▶ [Stated goal]:
Each entry below must be repeated word for word.

(Stored data)
###

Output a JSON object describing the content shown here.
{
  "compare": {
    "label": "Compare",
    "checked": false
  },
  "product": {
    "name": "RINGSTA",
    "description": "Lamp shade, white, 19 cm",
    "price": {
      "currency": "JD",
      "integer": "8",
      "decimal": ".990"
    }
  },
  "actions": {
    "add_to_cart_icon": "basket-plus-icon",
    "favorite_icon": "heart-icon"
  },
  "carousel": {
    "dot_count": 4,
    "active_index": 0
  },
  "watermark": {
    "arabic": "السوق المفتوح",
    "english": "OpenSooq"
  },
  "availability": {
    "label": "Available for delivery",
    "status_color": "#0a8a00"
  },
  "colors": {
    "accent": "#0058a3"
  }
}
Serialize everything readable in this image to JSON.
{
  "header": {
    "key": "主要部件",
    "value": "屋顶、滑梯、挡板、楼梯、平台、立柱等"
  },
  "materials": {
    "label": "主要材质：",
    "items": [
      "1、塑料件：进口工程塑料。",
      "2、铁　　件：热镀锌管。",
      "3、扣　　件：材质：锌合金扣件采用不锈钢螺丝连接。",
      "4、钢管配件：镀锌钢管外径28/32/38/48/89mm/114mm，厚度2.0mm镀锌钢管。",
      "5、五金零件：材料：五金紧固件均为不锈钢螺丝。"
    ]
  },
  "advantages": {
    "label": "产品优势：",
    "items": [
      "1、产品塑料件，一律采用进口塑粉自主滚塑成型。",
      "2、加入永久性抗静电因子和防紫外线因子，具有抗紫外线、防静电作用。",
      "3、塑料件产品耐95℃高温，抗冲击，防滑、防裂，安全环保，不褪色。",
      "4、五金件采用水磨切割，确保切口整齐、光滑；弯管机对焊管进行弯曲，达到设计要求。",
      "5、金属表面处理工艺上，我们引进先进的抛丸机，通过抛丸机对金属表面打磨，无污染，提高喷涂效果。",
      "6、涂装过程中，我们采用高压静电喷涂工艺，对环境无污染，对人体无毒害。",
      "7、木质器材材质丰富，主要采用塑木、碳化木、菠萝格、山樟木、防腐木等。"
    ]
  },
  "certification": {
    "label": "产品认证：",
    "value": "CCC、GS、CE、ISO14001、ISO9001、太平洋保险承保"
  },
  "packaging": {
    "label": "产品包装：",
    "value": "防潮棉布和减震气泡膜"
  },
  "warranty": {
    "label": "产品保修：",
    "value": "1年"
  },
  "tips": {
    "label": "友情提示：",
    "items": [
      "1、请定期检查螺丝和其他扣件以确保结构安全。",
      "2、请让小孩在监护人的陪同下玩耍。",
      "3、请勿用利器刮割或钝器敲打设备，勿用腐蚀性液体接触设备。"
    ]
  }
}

###

▶ [Answer to the task]:
Output a JSON object describing the content shown here.
{
  "compare": {
    "label": "Compare",
    "checked": false
  },
  "product": {
    "name": "RINGSTA",
    "description": "Lamp shade, white, 19 cm",
    "price": {
      "currency": "JD",
      "integer": "8",
      "decimal": ".990"
    }
  },
  "actions": {
    "add_to_cart_icon": "basket-plus-icon",
    "favorite_icon": "heart-icon"
  },
  "carousel": {
    "dot_count": 4,
    "active_index": 0
  },
  "watermark": {
    "arabic": "السوق المفتوح",
    "english": "OpenSooq"
  },
  "availability": {
    "label": "Available for delivery",
    "status_color": "#0a8a00"
  },
  "colors": {
    "accent": "#0058a3"
  }
}
Serialize everything readable in this image to JSON.
{
  "header": {
    "key": "主要部件",
    "value": "屋顶、滑梯、挡板、楼梯、平台、立柱等"
  },
  "materials": {
    "label": "主要材质：",
    "items": [
      "1、塑料件：进口工程塑料。",
      "2、铁　　件：热镀锌管。",
      "3、扣　　件：材质：锌合金扣件采用不锈钢螺丝连接。",
      "4、钢管配件：镀锌钢管外径28/32/38/48/89mm/114mm，厚度2.0mm镀锌钢管。",
      "5、五金零件：材料：五金紧固件均为不锈钢螺丝。"
    ]
  },
  "advantages": {
    "label": "产品优势：",
    "items": [
      "1、产品塑料件，一律采用进口塑粉自主滚塑成型。",
      "2、加入永久性抗静电因子和防紫外线因子，具有抗紫外线、防静电作用。",
      "3、塑料件产品耐95℃高温，抗冲击，防滑、防裂，安全环保，不褪色。",
      "4、五金件采用水磨切割，确保切口整齐、光滑；弯管机对焊管进行弯曲，达到设计要求。",
      "5、金属表面处理工艺上，我们引进先进的抛丸机，通过抛丸机对金属表面打磨，无污染，提高喷涂效果。",
      "6、涂装过程中，我们采用高压静电喷涂工艺，对环境无污染，对人体无毒害。",
      "7、木质器材材质丰富，主要采用塑木、碳化木、菠萝格、山樟木、防腐木等。"
    ]
  },
  "certification": {
    "label": "产品认证：",
    "value": "CCC、GS、CE、ISO14001、ISO9001、太平洋保险承保"
  },
  "packaging": {
    "label": "产品包装：",
    "value": "防潮棉布和减震气泡膜"
  },
  "warranty": {
    "label": "产品保修：",
    "value": "1年"
  },
  "tips": {
    "label": "友情提示：",
    "items": [
      "1、请定期检查螺丝和其他扣件以确保结构安全。",
      "2、请让小孩在监护人的陪同下玩耍。",
      "3、请勿用利器刮割或钝器敲打设备，勿用腐蚀性液体接触设备。"
    ]
  }
}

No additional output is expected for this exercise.